* **Record list**:
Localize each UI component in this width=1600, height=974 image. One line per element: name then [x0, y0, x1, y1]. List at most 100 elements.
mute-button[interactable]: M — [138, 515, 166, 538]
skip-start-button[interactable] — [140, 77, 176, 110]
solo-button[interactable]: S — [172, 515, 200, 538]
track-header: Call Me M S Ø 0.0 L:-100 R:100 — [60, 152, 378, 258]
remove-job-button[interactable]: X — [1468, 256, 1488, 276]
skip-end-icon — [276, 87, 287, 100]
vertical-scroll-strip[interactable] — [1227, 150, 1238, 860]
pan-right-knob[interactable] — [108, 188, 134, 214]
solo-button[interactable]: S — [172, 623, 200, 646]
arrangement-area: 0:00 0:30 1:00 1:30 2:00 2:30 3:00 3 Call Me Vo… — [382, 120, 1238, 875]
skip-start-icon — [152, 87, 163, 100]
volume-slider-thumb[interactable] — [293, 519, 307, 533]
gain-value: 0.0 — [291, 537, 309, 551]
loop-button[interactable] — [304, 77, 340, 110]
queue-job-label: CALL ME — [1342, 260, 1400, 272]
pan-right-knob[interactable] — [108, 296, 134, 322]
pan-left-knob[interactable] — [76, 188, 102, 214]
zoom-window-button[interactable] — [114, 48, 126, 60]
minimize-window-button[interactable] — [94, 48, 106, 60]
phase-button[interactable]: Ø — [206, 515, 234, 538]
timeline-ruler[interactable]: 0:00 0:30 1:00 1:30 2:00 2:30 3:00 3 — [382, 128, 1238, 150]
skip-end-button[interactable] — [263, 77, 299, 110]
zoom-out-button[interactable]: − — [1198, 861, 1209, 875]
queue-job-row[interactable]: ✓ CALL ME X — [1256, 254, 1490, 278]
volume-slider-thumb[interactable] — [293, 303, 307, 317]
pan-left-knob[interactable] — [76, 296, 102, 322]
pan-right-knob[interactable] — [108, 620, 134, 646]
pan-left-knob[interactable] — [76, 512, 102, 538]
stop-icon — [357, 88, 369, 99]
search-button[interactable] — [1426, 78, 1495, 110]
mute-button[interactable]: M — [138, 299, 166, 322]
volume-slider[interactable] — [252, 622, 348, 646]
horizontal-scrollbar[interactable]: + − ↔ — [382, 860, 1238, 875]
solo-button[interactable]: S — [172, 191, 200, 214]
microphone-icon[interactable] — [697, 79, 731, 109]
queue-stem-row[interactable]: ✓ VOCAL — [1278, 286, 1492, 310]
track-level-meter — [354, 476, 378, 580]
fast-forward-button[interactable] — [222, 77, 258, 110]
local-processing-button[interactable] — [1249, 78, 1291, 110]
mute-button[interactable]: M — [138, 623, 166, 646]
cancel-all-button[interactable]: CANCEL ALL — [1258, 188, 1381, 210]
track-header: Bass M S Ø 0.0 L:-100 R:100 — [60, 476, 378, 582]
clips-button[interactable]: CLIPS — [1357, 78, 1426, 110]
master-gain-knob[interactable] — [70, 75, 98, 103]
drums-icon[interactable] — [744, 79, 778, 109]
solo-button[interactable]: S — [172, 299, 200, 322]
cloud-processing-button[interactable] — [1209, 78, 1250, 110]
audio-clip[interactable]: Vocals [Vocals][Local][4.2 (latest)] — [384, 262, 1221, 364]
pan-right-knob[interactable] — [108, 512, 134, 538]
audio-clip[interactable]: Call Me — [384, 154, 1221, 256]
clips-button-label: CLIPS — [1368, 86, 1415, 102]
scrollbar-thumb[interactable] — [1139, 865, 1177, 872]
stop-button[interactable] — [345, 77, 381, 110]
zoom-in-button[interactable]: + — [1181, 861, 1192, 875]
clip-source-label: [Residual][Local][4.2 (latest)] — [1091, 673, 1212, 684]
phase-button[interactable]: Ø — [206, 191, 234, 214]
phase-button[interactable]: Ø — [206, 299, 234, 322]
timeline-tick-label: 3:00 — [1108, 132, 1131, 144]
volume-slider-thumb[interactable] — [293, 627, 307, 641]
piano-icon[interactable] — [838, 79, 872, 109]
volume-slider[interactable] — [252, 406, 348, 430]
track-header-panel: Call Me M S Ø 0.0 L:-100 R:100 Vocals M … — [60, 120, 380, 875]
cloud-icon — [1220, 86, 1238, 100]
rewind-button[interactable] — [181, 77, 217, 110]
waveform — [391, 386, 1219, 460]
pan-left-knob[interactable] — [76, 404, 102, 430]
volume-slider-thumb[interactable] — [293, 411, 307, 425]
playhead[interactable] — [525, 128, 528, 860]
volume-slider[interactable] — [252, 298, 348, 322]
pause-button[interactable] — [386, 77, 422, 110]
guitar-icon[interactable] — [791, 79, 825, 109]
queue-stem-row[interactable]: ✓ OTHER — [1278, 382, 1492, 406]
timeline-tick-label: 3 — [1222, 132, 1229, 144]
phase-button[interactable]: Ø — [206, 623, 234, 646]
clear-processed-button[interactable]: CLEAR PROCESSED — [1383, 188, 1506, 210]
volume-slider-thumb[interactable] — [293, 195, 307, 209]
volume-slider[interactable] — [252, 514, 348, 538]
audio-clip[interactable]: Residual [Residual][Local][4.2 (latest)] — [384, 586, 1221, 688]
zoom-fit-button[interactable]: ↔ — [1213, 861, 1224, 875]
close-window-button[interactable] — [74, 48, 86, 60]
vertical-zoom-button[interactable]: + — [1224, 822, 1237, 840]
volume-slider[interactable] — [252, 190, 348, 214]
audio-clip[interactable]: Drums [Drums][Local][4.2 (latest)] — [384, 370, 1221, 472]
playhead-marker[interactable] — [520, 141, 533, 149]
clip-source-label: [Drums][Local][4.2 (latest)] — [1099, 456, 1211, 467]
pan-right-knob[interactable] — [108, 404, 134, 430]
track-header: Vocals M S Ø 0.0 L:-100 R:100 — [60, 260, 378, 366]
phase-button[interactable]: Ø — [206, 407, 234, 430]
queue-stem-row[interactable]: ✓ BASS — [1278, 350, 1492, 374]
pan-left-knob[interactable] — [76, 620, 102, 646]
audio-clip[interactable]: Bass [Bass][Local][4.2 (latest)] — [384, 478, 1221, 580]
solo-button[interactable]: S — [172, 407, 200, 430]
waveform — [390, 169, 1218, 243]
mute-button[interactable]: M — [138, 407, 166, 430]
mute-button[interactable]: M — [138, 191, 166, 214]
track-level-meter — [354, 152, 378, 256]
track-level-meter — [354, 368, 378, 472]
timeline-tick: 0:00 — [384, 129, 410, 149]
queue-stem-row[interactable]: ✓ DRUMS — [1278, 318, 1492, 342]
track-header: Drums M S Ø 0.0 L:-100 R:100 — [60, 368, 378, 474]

* **Exercise details**:
Repeat the material above word for word, without changing a single character.

* **Response to the exercise**:
Localize each UI component in this width=1600, height=974 image. One line per element: name then [x0, y0, x1, y1]. List at most 100 elements.
mute-button[interactable]: M — [138, 515, 166, 538]
skip-start-button[interactable] — [140, 77, 176, 110]
solo-button[interactable]: S — [172, 515, 200, 538]
track-header: Call Me M S Ø 0.0 L:-100 R:100 — [60, 152, 378, 258]
remove-job-button[interactable]: X — [1468, 256, 1488, 276]
skip-end-icon — [276, 87, 287, 100]
vertical-scroll-strip[interactable] — [1227, 150, 1238, 860]
pan-right-knob[interactable] — [108, 188, 134, 214]
solo-button[interactable]: S — [172, 623, 200, 646]
arrangement-area: 0:00 0:30 1:00 1:30 2:00 2:30 3:00 3 Call Me Vo… — [382, 120, 1238, 875]
skip-start-icon — [152, 87, 163, 100]
volume-slider-thumb[interactable] — [293, 519, 307, 533]
gain-value: 0.0 — [291, 537, 309, 551]
loop-button[interactable] — [304, 77, 340, 110]
queue-job-label: CALL ME — [1342, 260, 1400, 272]
pan-right-knob[interactable] — [108, 296, 134, 322]
pan-left-knob[interactable] — [76, 188, 102, 214]
zoom-window-button[interactable] — [114, 48, 126, 60]
minimize-window-button[interactable] — [94, 48, 106, 60]
phase-button[interactable]: Ø — [206, 515, 234, 538]
timeline-ruler[interactable]: 0:00 0:30 1:00 1:30 2:00 2:30 3:00 3 — [382, 128, 1238, 150]
skip-end-button[interactable] — [263, 77, 299, 110]
zoom-out-button[interactable]: − — [1198, 861, 1209, 875]
queue-job-row[interactable]: ✓ CALL ME X — [1256, 254, 1490, 278]
volume-slider-thumb[interactable] — [293, 303, 307, 317]
pan-left-knob[interactable] — [76, 296, 102, 322]
pan-right-knob[interactable] — [108, 620, 134, 646]
pan-left-knob[interactable] — [76, 512, 102, 538]
stop-icon — [357, 88, 369, 99]
search-button[interactable] — [1426, 78, 1495, 110]
mute-button[interactable]: M — [138, 299, 166, 322]
volume-slider[interactable] — [252, 622, 348, 646]
horizontal-scrollbar[interactable]: + − ↔ — [382, 860, 1238, 875]
solo-button[interactable]: S — [172, 191, 200, 214]
microphone-icon[interactable] — [697, 79, 731, 109]
queue-stem-row[interactable]: ✓ VOCAL — [1278, 286, 1492, 310]
track-level-meter — [354, 476, 378, 580]
fast-forward-button[interactable] — [222, 77, 258, 110]
local-processing-button[interactable] — [1249, 78, 1291, 110]
mute-button[interactable]: M — [138, 623, 166, 646]
cancel-all-button[interactable]: CANCEL ALL — [1258, 188, 1381, 210]
track-header: Bass M S Ø 0.0 L:-100 R:100 — [60, 476, 378, 582]
clips-button[interactable]: CLIPS — [1357, 78, 1426, 110]
master-gain-knob[interactable] — [70, 75, 98, 103]
drums-icon[interactable] — [744, 79, 778, 109]
solo-button[interactable]: S — [172, 299, 200, 322]
cloud-processing-button[interactable] — [1209, 78, 1250, 110]
audio-clip[interactable]: Vocals [Vocals][Local][4.2 (latest)] — [384, 262, 1221, 364]
pan-right-knob[interactable] — [108, 512, 134, 538]
audio-clip[interactable]: Call Me — [384, 154, 1221, 256]
clips-button-label: CLIPS — [1368, 86, 1415, 102]
scrollbar-thumb[interactable] — [1139, 865, 1177, 872]
stop-button[interactable] — [345, 77, 381, 110]
zoom-in-button[interactable]: + — [1181, 861, 1192, 875]
clip-source-label: [Residual][Local][4.2 (latest)] — [1091, 673, 1212, 684]
phase-button[interactable]: Ø — [206, 191, 234, 214]
phase-button[interactable]: Ø — [206, 299, 234, 322]
timeline-tick-label: 3:00 — [1108, 132, 1131, 144]
volume-slider-thumb[interactable] — [293, 627, 307, 641]
piano-icon[interactable] — [838, 79, 872, 109]
volume-slider[interactable] — [252, 406, 348, 430]
track-header-panel: Call Me M S Ø 0.0 L:-100 R:100 Vocals M … — [60, 120, 380, 875]
cloud-icon — [1220, 86, 1238, 100]
rewind-button[interactable] — [181, 77, 217, 110]
waveform — [391, 386, 1219, 460]
pan-left-knob[interactable] — [76, 404, 102, 430]
volume-slider-thumb[interactable] — [293, 411, 307, 425]
playhead[interactable] — [525, 128, 528, 860]
volume-slider[interactable] — [252, 298, 348, 322]
pause-button[interactable] — [386, 77, 422, 110]
guitar-icon[interactable] — [791, 79, 825, 109]
queue-stem-row[interactable]: ✓ OTHER — [1278, 382, 1492, 406]
timeline-tick-label: 3 — [1222, 132, 1229, 144]
phase-button[interactable]: Ø — [206, 623, 234, 646]
clear-processed-button[interactable]: CLEAR PROCESSED — [1383, 188, 1506, 210]
volume-slider-thumb[interactable] — [293, 195, 307, 209]
volume-slider[interactable] — [252, 514, 348, 538]
audio-clip[interactable]: Residual [Residual][Local][4.2 (latest)] — [384, 586, 1221, 688]
zoom-fit-button[interactable]: ↔ — [1213, 861, 1224, 875]
close-window-button[interactable] — [74, 48, 86, 60]
vertical-zoom-button[interactable]: + — [1224, 822, 1237, 840]
volume-slider[interactable] — [252, 190, 348, 214]
audio-clip[interactable]: Drums [Drums][Local][4.2 (latest)] — [384, 370, 1221, 472]
playhead-marker[interactable] — [520, 141, 533, 149]
clip-source-label: [Drums][Local][4.2 (latest)] — [1099, 456, 1211, 467]
pan-right-knob[interactable] — [108, 404, 134, 430]
track-header: Vocals M S Ø 0.0 L:-100 R:100 — [60, 260, 378, 366]
phase-button[interactable]: Ø — [206, 407, 234, 430]
queue-stem-row[interactable]: ✓ BASS — [1278, 350, 1492, 374]
pan-left-knob[interactable] — [76, 620, 102, 646]
audio-clip[interactable]: Bass [Bass][Local][4.2 (latest)] — [384, 478, 1221, 580]
solo-button[interactable]: S — [172, 407, 200, 430]
waveform — [390, 169, 1218, 243]
mute-button[interactable]: M — [138, 407, 166, 430]
mute-button[interactable]: M — [138, 191, 166, 214]
track-level-meter — [354, 152, 378, 256]
track-level-meter — [354, 368, 378, 472]
timeline-tick: 0:00 — [384, 129, 410, 149]
queue-stem-row[interactable]: ✓ DRUMS — [1278, 318, 1492, 342]
track-header: Drums M S Ø 0.0 L:-100 R:100 — [60, 368, 378, 474]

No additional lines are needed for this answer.